# Set task
Answer with a single number, the count of lines holding the word "this".

# Provided information

▬▬▬

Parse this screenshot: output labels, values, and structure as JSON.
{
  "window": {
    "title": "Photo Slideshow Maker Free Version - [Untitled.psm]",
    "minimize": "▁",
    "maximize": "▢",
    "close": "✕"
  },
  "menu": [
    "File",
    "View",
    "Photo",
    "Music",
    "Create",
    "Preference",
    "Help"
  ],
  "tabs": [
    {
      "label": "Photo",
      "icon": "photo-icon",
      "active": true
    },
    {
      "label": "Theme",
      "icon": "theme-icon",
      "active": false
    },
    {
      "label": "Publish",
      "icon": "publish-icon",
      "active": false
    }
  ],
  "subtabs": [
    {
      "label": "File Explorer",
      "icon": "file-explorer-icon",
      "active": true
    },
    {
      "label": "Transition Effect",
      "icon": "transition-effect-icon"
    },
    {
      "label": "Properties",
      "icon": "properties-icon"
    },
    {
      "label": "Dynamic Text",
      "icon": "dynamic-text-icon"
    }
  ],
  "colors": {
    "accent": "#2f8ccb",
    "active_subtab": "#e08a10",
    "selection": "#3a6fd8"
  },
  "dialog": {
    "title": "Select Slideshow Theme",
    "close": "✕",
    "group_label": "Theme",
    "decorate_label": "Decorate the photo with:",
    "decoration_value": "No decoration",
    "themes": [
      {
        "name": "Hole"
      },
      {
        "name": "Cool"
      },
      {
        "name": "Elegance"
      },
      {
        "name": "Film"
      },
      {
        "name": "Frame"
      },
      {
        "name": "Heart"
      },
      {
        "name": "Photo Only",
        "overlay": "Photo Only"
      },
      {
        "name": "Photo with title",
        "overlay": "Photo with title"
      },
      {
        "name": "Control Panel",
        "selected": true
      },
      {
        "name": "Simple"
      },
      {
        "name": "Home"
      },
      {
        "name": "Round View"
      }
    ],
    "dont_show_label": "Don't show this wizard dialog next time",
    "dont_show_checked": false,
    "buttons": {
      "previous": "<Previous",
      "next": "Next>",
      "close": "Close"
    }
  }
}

▬▬▬

# Result below
2